Figure contents as structured data »
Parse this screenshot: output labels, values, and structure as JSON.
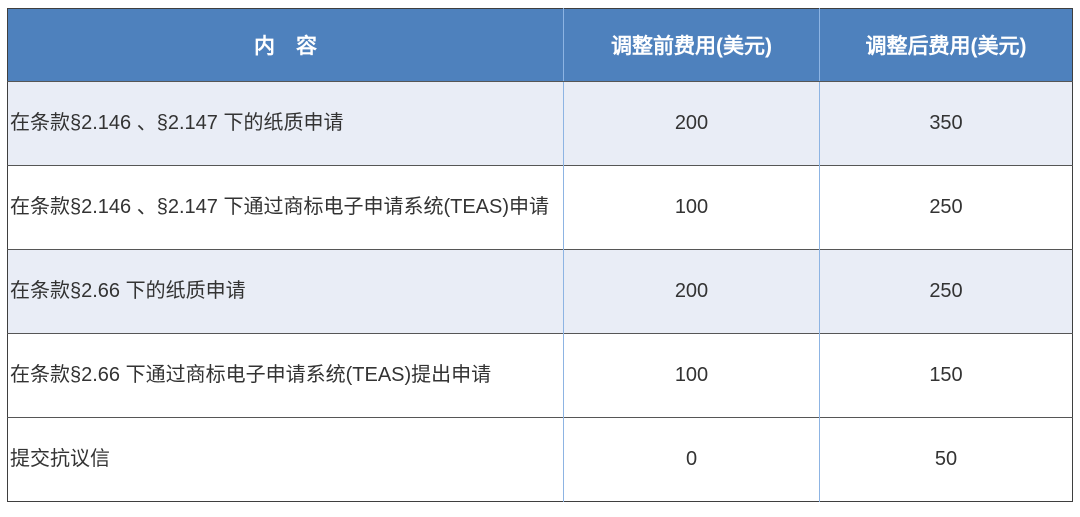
{
  "table": {
    "headers": [
      {
        "label": "内　容"
      },
      {
        "label": "调整前费用(美元)"
      },
      {
        "label": "调整后费用(美元)"
      }
    ],
    "rows": [
      {
        "content": "在条款§2.146 、§2.147 下的纸质申请",
        "before": "200",
        "after": "350",
        "shaded": true
      },
      {
        "content": "在条款§2.146 、§2.147 下通过商标电子申请系统(TEAS)申请",
        "before": "100",
        "after": "250",
        "shaded": false
      },
      {
        "content": "在条款§2.66 下的纸质申请",
        "before": "200",
        "after": "250",
        "shaded": true
      },
      {
        "content": "在条款§2.66 下通过商标电子申请系统(TEAS)提出申请",
        "before": "100",
        "after": "150",
        "shaded": false
      },
      {
        "content": "提交抗议信",
        "before": "0",
        "after": "50",
        "shaded": false
      }
    ]
  },
  "colors": {
    "header_bg": "#4e81bd",
    "header_text": "#ffffff",
    "shaded_row_bg": "#e9edf6",
    "white_row_bg": "#ffffff",
    "column_divider": "#8db4e3",
    "row_divider": "#565656",
    "outer_border": "#3f3f3f",
    "body_text": "#333333"
  }
}
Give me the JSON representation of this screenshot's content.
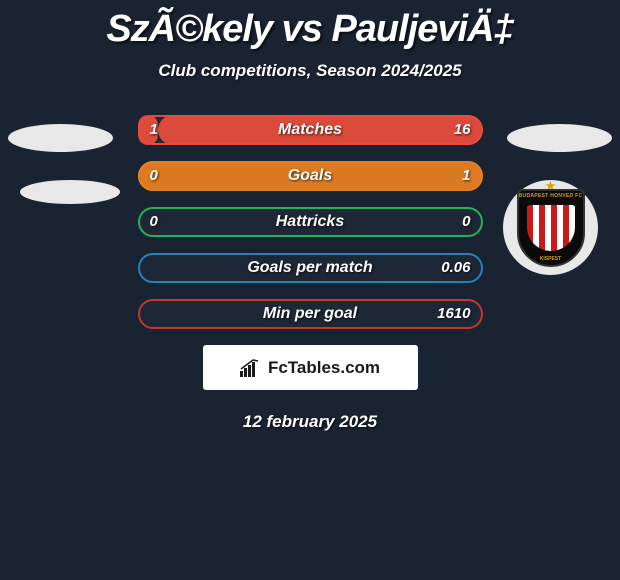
{
  "colors": {
    "background": "#1a2332",
    "text": "#ffffff",
    "badge_box_bg": "#ffffff",
    "badge_box_text": "#1a1a1a",
    "decoration_ellipse": "#e8e8e8",
    "club_stripes_red": "#c91a1a",
    "club_stripes_white": "#ffffff",
    "club_star": "#d4a017"
  },
  "header": {
    "title": "SzÃ©kely vs PauljeviÄ‡",
    "subtitle": "Club competitions, Season 2024/2025"
  },
  "stats": {
    "rows": [
      {
        "label": "Matches",
        "left": "1",
        "right": "16",
        "left_pct": 6,
        "right_pct": 94,
        "color": "#e74c3c"
      },
      {
        "label": "Goals",
        "left": "0",
        "right": "1",
        "left_pct": 0,
        "right_pct": 100,
        "color": "#e67e22"
      },
      {
        "label": "Hattricks",
        "left": "0",
        "right": "0",
        "left_pct": 0,
        "right_pct": 0,
        "color": "#27ae60"
      },
      {
        "label": "Goals per match",
        "left": "",
        "right": "0.06",
        "left_pct": 0,
        "right_pct": 0,
        "color": "#2980b9"
      },
      {
        "label": "Min per goal",
        "left": "",
        "right": "1610",
        "left_pct": 0,
        "right_pct": 0,
        "color": "#c0392b"
      }
    ]
  },
  "club_badge": {
    "top_text": "BUDAPEST HONVED FC",
    "bottom_text": "KISPEST"
  },
  "branding": {
    "text": "FcTables.com"
  },
  "footer": {
    "date": "12 february 2025"
  }
}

EXERCISE DIRECTIONS »
What is the number of lines in the listing that include the word "JSON"? Give that number and nothing else.

OUTPUT OF THE TASK »
2